* Problem *
Exact reproduction of the data is required, with images excluded.

* Material provided *

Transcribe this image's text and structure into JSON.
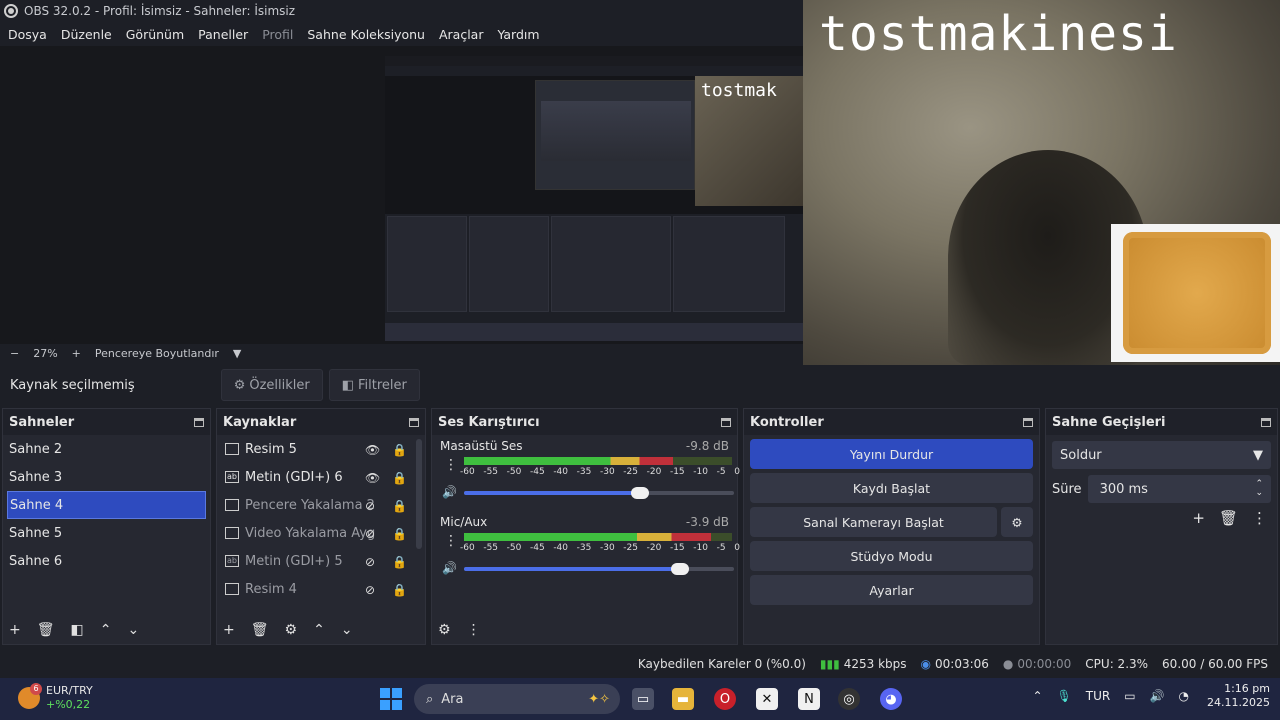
{
  "window": {
    "title": "OBS 32.0.2 - Profil: İsimsiz - Sahneler: İsimsiz"
  },
  "menu": [
    {
      "label": "Dosya",
      "enabled": true
    },
    {
      "label": "Düzenle",
      "enabled": true
    },
    {
      "label": "Görünüm",
      "enabled": true
    },
    {
      "label": "Paneller",
      "enabled": true
    },
    {
      "label": "Profil",
      "enabled": false
    },
    {
      "label": "Sahne Koleksiyonu",
      "enabled": true
    },
    {
      "label": "Araçlar",
      "enabled": true
    },
    {
      "label": "Yardım",
      "enabled": true
    }
  ],
  "webcam": {
    "watermark": "tostmakinesi",
    "nested_watermark": "tostmak"
  },
  "zoom": {
    "minus": "−",
    "value": "27%",
    "plus": "+",
    "fit_label": "Pencereye Boyutlandır"
  },
  "source_bar": {
    "status": "Kaynak seçilmemiş",
    "properties": "Özellikler",
    "filters": "Filtreler"
  },
  "scenes": {
    "title": "Sahneler",
    "items": [
      "Sahne 2",
      "Sahne 3",
      "Sahne 4",
      "Sahne 5",
      "Sahne 6"
    ],
    "selected": "Sahne 4"
  },
  "sources": {
    "title": "Kaynaklar",
    "items": [
      {
        "label": "Resim 5",
        "icon": "image-icon",
        "visible": true
      },
      {
        "label": "Metin (GDI+) 6",
        "icon": "text-icon",
        "visible": true
      },
      {
        "label": "Pencere Yakalama 2",
        "icon": "window-icon",
        "visible": false
      },
      {
        "label": "Video Yakalama Ayg",
        "icon": "camera-icon",
        "visible": false
      },
      {
        "label": "Metin (GDI+) 5",
        "icon": "text-icon",
        "visible": false
      },
      {
        "label": "Resim 4",
        "icon": "image-icon",
        "visible": false
      }
    ]
  },
  "mixer": {
    "title": "Ses Karıştırıcı",
    "ticks": [
      "-60",
      "-55",
      "-50",
      "-45",
      "-40",
      "-35",
      "-30",
      "-25",
      "-20",
      "-15",
      "-10",
      "-5",
      "0"
    ],
    "channels": [
      {
        "name": "Masaüstü Ses",
        "db": "-9.8 dB",
        "level": 0.78,
        "volume": 0.65
      },
      {
        "name": "Mic/Aux",
        "db": "-3.9 dB",
        "level": 0.92,
        "volume": 0.8
      }
    ]
  },
  "controls": {
    "title": "Kontroller",
    "stop_stream": "Yayını Durdur",
    "start_record": "Kaydı Başlat",
    "virtual_cam": "Sanal Kamerayı Başlat",
    "studio_mode": "Stüdyo Modu",
    "settings": "Ayarlar"
  },
  "transitions": {
    "title": "Sahne Geçişleri",
    "selected": "Soldur",
    "duration_label": "Süre",
    "duration_value": "300 ms"
  },
  "status": {
    "dropped": "Kaybedilen Kareler 0 (%0.0)",
    "bitrate": "4253 kbps",
    "stream_time": "00:03:06",
    "record_time": "00:00:00",
    "cpu": "CPU: 2.3%",
    "fps": "60.00 / 60.00 FPS"
  },
  "taskbar": {
    "ticker": "EUR/TRY",
    "change": "+%0,22",
    "badge": "6",
    "search": "Ara",
    "lang": "TUR",
    "time": "1:16 pm",
    "date": "24.11.2025"
  },
  "colors": {
    "accent": "#2e4bbf",
    "panel": "#262831",
    "background": "#1d1f26",
    "meter_green": "#3fbf3f",
    "meter_yellow": "#d8b13a",
    "meter_red": "#c0303a"
  }
}
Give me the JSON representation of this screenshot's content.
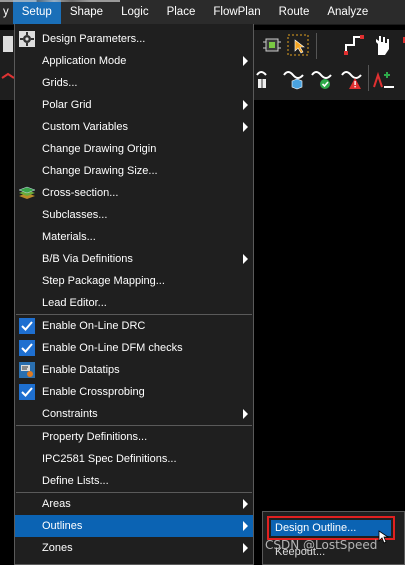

* Response to this task *
Transcribe this image's text and structure into JSON.
{
  "window": {
    "title": "OBS 32.0.2 - Profil: İsimsiz - Sahneler: İsimsiz"
  },
  "menu": [
    {
      "label": "Dosya",
      "enabled": true
    },
    {
      "label": "Düzenle",
      "enabled": true
    },
    {
      "label": "Görünüm",
      "enabled": true
    },
    {
      "label": "Paneller",
      "enabled": true
    },
    {
      "label": "Profil",
      "enabled": false
    },
    {
      "label": "Sahne Koleksiyonu",
      "enabled": true
    },
    {
      "label": "Araçlar",
      "enabled": true
    },
    {
      "label": "Yardım",
      "enabled": true
    }
  ],
  "webcam": {
    "watermark": "tostmakinesi",
    "nested_watermark": "tostmak"
  },
  "zoom": {
    "minus": "−",
    "value": "27%",
    "plus": "+",
    "fit_label": "Pencereye Boyutlandır"
  },
  "source_bar": {
    "status": "Kaynak seçilmemiş",
    "properties": "Özellikler",
    "filters": "Filtreler"
  },
  "scenes": {
    "title": "Sahneler",
    "items": [
      "Sahne 2",
      "Sahne 3",
      "Sahne 4",
      "Sahne 5",
      "Sahne 6"
    ],
    "selected": "Sahne 4"
  },
  "sources": {
    "title": "Kaynaklar",
    "items": [
      {
        "label": "Resim 5",
        "icon": "image-icon",
        "visible": true
      },
      {
        "label": "Metin (GDI+) 6",
        "icon": "text-icon",
        "visible": true
      },
      {
        "label": "Pencere Yakalama 2",
        "icon": "window-icon",
        "visible": false
      },
      {
        "label": "Video Yakalama Ayg",
        "icon": "camera-icon",
        "visible": false
      },
      {
        "label": "Metin (GDI+) 5",
        "icon": "text-icon",
        "visible": false
      },
      {
        "label": "Resim 4",
        "icon": "image-icon",
        "visible": false
      }
    ]
  },
  "mixer": {
    "title": "Ses Karıştırıcı",
    "ticks": [
      "-60",
      "-55",
      "-50",
      "-45",
      "-40",
      "-35",
      "-30",
      "-25",
      "-20",
      "-15",
      "-10",
      "-5",
      "0"
    ],
    "channels": [
      {
        "name": "Masaüstü Ses",
        "db": "-9.8 dB",
        "level": 0.78,
        "volume": 0.65
      },
      {
        "name": "Mic/Aux",
        "db": "-3.9 dB",
        "level": 0.92,
        "volume": 0.8
      }
    ]
  },
  "controls": {
    "title": "Kontroller",
    "stop_stream": "Yayını Durdur",
    "start_record": "Kaydı Başlat",
    "virtual_cam": "Sanal Kamerayı Başlat",
    "studio_mode": "Stüdyo Modu",
    "settings": "Ayarlar"
  },
  "transitions": {
    "title": "Sahne Geçişleri",
    "selected": "Soldur",
    "duration_label": "Süre",
    "duration_value": "300 ms"
  },
  "status": {
    "dropped": "Kaybedilen Kareler 0 (%0.0)",
    "bitrate": "4253 kbps",
    "stream_time": "00:03:06",
    "record_time": "00:00:00",
    "cpu": "CPU: 2.3%",
    "fps": "60.00 / 60.00 FPS"
  },
  "taskbar": {
    "ticker": "EUR/TRY",
    "change": "+%0,22",
    "badge": "6",
    "search": "Ara",
    "lang": "TUR",
    "time": "1:16 pm",
    "date": "24.11.2025"
  },
  "colors": {
    "accent": "#2e4bbf",
    "panel": "#262831",
    "background": "#1d1f26",
    "meter_green": "#3fbf3f",
    "meter_yellow": "#d8b13a",
    "meter_red": "#c0303a"
  }
}
Give me the JSON representation of this screenshot's content.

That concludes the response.